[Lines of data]
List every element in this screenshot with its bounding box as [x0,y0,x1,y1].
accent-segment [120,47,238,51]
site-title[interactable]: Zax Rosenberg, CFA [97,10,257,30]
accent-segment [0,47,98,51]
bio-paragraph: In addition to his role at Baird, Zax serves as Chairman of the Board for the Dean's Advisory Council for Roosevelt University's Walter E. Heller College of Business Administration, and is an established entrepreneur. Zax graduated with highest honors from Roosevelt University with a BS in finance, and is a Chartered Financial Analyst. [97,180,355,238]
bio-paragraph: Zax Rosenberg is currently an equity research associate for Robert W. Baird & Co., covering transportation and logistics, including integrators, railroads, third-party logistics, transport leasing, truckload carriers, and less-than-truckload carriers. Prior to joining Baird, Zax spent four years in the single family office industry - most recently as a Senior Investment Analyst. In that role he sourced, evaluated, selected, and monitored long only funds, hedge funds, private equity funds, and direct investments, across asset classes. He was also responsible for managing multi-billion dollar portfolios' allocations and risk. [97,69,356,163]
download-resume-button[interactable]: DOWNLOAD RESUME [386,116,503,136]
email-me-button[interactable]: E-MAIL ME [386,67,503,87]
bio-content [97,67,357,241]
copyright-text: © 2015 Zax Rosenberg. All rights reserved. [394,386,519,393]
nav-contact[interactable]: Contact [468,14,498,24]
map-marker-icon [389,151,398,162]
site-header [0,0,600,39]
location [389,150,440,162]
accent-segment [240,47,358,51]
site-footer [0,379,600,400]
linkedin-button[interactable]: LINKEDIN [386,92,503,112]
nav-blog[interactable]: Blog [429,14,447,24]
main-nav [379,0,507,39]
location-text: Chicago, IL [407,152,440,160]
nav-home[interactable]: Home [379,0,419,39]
--
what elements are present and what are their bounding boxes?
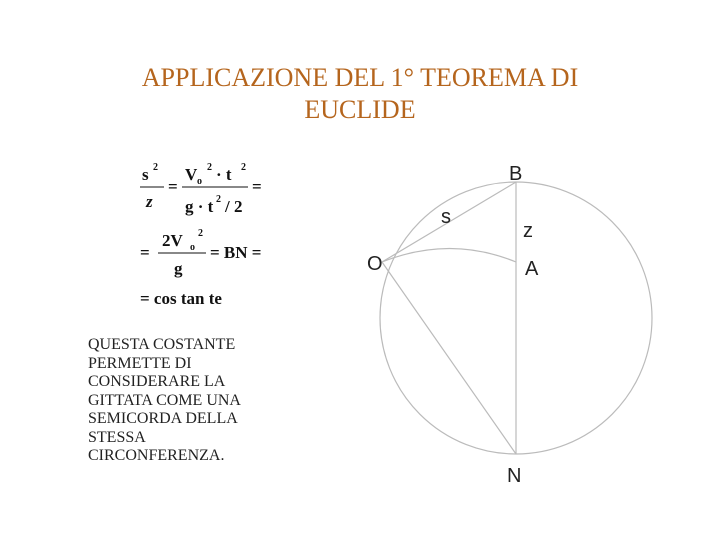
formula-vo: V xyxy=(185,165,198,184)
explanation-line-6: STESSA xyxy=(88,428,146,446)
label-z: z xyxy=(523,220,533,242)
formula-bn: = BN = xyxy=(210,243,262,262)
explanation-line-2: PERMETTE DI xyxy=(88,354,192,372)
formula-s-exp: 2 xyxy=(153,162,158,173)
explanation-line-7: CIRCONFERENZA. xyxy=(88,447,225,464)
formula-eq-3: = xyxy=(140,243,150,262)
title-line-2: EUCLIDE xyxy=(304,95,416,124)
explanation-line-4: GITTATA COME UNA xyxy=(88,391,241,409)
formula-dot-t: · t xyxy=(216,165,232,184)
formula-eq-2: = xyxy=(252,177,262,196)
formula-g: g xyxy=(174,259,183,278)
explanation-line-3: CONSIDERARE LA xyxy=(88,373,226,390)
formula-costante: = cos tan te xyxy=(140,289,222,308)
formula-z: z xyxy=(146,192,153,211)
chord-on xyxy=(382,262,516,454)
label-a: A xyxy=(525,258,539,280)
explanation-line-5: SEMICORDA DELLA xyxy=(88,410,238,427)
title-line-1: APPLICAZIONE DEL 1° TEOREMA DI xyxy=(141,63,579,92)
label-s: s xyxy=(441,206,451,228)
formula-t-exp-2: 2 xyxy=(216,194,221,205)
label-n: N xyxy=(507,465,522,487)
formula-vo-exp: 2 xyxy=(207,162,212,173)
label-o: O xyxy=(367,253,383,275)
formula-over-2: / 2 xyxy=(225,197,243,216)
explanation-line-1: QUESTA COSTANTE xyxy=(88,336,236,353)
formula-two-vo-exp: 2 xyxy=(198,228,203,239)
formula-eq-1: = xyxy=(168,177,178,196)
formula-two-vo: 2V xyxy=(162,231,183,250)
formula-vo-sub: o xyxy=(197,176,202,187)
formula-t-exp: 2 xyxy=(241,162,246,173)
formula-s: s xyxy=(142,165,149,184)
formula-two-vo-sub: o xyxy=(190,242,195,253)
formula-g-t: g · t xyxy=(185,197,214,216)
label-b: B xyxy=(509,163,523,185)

PROBLEM REQUIREMENTS
Present the data from the line containing "what elements are" through the line containing "label-b: B xyxy=(509,163,523,185)", both included, as a numbered list without blank lines. Leave the pictures out of your answer.

RESPONSE TO THIS TASK
1. what elements are present and what are their bounding boxes?
2. formula-vo: V xyxy=(185,165,198,184)
3. explanation-line-6: STESSA xyxy=(88,428,146,446)
4. label-z: z xyxy=(523,220,533,242)
5. formula-bn: = BN = xyxy=(210,243,262,262)
6. explanation-line-2: PERMETTE DI xyxy=(88,354,192,372)
7. formula-s-exp: 2 xyxy=(153,162,158,173)
8. explanation-line-7: CIRCONFERENZA. xyxy=(88,447,225,464)
9. formula-eq-3: = xyxy=(140,243,150,262)
10. title-line-2: EUCLIDE xyxy=(304,95,416,124)
11. explanation-line-4: GITTATA COME UNA xyxy=(88,391,241,409)
12. formula-dot-t: · t xyxy=(216,165,232,184)
13. formula-eq-2: = xyxy=(252,177,262,196)
14. formula-g: g xyxy=(174,259,183,278)
15. explanation-line-3: CONSIDERARE LA xyxy=(88,373,226,390)
16. formula-costante: = cos tan te xyxy=(140,289,222,308)
17. formula-z: z xyxy=(146,192,153,211)
18. chord-on xyxy=(382,262,516,454)
19. label-a: A xyxy=(525,258,539,280)
20. explanation-line-5: SEMICORDA DELLA xyxy=(88,410,238,427)
21. title-line-1: APPLICAZIONE DEL 1° TEOREMA DI xyxy=(141,63,579,92)
22. label-s: s xyxy=(441,206,451,228)
23. formula-t-exp-2: 2 xyxy=(216,194,221,205)
24. label-n: N xyxy=(507,465,522,487)
25. formula-vo-exp: 2 xyxy=(207,162,212,173)
26. label-o: O xyxy=(367,253,383,275)
27. formula-over-2: / 2 xyxy=(225,197,243,216)
28. explanation-line-1: QUESTA COSTANTE xyxy=(88,336,236,353)
29. formula-two-vo-exp: 2 xyxy=(198,228,203,239)
30. formula-eq-1: = xyxy=(168,177,178,196)
31. formula-two-vo: 2V xyxy=(162,231,183,250)
32. formula-vo-sub: o xyxy=(197,176,202,187)
33. formula-t-exp: 2 xyxy=(241,162,246,173)
34. formula-s: s xyxy=(142,165,149,184)
35. formula-two-vo-sub: o xyxy=(190,242,195,253)
36. formula-g-t: g · t xyxy=(185,197,214,216)
37. label-b: B xyxy=(509,163,523,185)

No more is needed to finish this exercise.